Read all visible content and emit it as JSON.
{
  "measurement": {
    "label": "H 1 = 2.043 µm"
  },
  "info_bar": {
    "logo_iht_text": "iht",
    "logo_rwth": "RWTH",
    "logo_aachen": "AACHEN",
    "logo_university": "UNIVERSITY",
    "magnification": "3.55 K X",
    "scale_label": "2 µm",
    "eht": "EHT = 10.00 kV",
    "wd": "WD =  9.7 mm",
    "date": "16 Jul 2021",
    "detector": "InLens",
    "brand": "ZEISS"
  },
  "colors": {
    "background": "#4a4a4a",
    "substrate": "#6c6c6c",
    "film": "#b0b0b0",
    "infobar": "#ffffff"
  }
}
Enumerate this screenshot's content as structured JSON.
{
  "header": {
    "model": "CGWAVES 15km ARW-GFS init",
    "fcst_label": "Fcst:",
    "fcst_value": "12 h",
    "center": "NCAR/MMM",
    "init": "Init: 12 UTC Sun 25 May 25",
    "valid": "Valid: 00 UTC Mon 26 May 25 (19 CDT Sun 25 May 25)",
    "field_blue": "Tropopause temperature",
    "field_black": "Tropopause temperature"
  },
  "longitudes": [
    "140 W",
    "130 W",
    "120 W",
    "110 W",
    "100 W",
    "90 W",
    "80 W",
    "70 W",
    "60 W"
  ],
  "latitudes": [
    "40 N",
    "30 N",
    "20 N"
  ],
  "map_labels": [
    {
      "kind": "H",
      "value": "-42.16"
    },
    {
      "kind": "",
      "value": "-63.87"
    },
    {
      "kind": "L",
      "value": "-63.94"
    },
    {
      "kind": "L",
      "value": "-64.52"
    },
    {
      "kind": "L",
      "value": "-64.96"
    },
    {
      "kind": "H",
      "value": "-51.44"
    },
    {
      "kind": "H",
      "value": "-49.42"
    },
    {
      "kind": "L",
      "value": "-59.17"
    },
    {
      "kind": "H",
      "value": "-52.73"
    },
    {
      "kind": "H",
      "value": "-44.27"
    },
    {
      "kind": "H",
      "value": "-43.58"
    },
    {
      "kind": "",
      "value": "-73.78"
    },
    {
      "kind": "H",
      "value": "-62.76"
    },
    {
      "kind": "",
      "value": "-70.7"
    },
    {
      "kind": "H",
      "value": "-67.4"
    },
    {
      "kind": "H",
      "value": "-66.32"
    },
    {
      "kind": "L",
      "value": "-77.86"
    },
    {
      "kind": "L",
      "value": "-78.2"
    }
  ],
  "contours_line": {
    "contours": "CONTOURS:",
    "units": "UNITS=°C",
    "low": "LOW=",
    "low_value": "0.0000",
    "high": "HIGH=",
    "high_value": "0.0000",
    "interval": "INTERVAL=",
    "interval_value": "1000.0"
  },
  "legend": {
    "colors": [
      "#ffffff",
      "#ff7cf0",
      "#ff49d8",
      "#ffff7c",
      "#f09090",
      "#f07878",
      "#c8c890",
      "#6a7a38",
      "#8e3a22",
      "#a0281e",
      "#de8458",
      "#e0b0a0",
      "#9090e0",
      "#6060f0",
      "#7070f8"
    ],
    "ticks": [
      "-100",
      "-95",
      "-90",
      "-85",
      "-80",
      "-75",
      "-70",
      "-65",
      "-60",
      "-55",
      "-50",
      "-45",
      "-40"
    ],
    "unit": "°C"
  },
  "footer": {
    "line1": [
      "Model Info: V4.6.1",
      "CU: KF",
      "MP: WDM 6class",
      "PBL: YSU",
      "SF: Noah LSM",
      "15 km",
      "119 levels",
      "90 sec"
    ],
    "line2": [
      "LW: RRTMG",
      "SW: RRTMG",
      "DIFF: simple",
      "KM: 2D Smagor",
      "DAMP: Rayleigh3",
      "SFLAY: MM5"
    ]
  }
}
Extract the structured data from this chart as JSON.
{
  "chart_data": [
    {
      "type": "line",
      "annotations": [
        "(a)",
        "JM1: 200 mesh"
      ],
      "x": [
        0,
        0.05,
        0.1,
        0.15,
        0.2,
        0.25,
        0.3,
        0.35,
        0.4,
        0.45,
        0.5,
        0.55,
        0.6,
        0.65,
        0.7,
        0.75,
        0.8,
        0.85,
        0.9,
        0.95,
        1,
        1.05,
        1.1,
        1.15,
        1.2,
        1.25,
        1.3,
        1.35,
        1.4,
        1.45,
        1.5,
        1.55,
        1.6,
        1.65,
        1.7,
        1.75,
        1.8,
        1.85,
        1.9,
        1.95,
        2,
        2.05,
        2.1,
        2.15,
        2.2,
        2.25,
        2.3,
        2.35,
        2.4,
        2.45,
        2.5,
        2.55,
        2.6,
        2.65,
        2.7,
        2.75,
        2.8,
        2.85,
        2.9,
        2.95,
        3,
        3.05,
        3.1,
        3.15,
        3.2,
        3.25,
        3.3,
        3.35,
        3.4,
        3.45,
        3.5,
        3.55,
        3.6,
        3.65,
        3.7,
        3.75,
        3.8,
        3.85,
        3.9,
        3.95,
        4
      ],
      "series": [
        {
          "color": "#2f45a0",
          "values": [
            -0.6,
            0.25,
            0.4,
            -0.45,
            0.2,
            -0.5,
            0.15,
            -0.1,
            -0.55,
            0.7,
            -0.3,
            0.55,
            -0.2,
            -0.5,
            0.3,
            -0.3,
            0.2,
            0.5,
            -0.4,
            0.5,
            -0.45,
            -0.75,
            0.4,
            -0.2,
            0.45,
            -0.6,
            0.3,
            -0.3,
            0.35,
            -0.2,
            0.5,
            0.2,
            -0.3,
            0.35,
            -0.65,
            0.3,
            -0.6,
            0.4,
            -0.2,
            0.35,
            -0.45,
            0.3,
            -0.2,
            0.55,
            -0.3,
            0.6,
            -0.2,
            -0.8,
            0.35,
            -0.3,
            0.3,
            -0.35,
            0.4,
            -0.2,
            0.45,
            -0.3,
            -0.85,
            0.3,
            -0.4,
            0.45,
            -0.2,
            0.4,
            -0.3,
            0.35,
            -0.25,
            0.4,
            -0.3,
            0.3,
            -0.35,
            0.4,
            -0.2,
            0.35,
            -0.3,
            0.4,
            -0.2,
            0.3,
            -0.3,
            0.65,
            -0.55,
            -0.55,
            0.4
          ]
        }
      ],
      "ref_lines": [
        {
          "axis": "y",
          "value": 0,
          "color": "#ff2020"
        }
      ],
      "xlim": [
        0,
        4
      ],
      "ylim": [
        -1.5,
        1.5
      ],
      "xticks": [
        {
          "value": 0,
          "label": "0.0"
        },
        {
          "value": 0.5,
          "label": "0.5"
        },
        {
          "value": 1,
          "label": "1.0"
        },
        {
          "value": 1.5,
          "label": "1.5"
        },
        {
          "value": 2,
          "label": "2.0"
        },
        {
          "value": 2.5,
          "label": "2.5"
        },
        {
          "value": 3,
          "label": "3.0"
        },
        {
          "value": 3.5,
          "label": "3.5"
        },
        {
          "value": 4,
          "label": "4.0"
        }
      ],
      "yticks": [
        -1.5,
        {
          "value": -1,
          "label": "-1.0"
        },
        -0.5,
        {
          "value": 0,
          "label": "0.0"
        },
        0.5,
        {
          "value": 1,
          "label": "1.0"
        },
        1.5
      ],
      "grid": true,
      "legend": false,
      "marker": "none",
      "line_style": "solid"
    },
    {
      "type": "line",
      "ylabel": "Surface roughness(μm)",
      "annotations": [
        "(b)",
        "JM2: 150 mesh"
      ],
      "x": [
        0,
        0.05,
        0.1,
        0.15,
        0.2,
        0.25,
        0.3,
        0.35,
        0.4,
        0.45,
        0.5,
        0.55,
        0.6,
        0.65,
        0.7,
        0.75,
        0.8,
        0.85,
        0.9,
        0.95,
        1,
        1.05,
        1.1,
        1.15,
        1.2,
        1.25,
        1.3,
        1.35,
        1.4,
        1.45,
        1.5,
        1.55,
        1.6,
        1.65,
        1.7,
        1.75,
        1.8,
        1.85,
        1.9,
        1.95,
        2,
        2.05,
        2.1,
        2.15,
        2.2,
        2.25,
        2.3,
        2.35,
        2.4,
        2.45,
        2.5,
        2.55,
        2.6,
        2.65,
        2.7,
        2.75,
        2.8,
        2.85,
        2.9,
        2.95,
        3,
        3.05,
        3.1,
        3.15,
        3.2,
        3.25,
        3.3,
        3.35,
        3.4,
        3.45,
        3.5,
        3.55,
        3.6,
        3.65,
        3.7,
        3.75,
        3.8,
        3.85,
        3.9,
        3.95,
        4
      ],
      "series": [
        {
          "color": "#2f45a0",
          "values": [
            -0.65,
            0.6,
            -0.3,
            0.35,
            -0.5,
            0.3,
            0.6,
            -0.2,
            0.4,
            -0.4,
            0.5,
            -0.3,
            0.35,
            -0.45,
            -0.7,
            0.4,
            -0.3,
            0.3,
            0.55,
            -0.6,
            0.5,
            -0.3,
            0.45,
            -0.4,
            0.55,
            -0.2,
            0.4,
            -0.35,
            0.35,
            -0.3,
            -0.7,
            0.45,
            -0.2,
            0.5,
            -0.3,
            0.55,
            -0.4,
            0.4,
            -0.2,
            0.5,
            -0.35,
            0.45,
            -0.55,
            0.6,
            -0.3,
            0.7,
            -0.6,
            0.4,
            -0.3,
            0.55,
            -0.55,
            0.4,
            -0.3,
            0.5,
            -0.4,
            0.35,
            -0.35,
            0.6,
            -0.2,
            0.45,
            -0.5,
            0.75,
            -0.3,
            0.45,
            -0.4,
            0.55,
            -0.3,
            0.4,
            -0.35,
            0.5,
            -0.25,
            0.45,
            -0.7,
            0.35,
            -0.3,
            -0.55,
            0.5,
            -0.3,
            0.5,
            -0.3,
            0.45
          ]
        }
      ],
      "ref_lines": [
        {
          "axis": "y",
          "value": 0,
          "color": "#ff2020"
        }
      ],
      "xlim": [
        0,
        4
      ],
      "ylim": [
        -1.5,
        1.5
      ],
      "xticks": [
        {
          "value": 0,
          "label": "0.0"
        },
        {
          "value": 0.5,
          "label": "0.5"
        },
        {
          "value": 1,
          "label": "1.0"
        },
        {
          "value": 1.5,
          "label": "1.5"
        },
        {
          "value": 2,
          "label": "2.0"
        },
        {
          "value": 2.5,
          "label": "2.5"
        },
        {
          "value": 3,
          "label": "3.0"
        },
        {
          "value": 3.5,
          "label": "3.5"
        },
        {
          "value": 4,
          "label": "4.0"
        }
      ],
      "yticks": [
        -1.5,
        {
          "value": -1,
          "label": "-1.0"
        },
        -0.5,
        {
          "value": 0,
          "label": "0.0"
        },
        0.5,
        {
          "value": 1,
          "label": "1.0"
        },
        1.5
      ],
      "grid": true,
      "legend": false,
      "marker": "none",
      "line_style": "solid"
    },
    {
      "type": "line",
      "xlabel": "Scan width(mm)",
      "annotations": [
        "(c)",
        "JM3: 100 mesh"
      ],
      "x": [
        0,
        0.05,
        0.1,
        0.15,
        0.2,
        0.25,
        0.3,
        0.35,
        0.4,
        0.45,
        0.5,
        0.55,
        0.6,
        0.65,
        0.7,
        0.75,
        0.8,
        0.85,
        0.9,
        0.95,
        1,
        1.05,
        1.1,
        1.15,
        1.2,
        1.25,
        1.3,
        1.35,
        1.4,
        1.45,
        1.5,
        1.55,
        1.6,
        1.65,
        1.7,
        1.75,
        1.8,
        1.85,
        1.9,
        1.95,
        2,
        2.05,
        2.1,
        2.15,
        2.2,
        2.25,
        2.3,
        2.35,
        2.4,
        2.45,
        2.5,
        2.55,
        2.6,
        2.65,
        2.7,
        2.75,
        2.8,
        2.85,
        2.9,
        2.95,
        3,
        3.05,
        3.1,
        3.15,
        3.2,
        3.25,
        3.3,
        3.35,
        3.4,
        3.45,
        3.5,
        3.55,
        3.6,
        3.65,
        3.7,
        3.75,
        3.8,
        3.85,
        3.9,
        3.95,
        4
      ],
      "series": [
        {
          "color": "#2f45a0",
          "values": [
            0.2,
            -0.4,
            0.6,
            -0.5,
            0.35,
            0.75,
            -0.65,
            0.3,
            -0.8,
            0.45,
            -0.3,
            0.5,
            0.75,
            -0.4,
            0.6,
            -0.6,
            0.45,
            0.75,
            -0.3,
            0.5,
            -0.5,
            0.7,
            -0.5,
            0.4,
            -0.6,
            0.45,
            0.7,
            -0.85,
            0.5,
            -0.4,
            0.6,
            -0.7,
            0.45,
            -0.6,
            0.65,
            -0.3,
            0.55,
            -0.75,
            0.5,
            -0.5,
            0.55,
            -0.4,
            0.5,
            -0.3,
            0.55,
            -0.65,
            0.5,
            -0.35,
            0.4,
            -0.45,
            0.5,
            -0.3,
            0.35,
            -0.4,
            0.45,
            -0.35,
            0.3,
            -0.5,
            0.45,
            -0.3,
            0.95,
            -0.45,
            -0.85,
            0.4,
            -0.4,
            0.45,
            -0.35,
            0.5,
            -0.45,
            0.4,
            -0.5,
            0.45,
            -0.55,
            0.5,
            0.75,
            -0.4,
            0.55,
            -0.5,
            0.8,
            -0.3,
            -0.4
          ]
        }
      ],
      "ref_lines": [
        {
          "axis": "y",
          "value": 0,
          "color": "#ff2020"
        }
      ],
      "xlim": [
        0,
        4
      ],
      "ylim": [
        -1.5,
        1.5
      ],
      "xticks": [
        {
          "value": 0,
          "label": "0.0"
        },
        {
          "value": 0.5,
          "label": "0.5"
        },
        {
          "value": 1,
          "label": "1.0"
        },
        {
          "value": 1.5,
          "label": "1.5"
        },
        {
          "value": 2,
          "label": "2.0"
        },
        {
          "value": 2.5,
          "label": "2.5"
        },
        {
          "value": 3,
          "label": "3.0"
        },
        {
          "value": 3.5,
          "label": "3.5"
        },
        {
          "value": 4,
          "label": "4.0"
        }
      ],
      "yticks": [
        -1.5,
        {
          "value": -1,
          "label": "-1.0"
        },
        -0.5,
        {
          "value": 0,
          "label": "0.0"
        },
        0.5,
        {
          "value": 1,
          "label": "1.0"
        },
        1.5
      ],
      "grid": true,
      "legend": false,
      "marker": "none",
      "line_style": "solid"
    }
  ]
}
......
= PROMPT =
Report how many lines of the listing hold the word "structured", with nothing but the number.

= COMPLETE OUTPUT =
2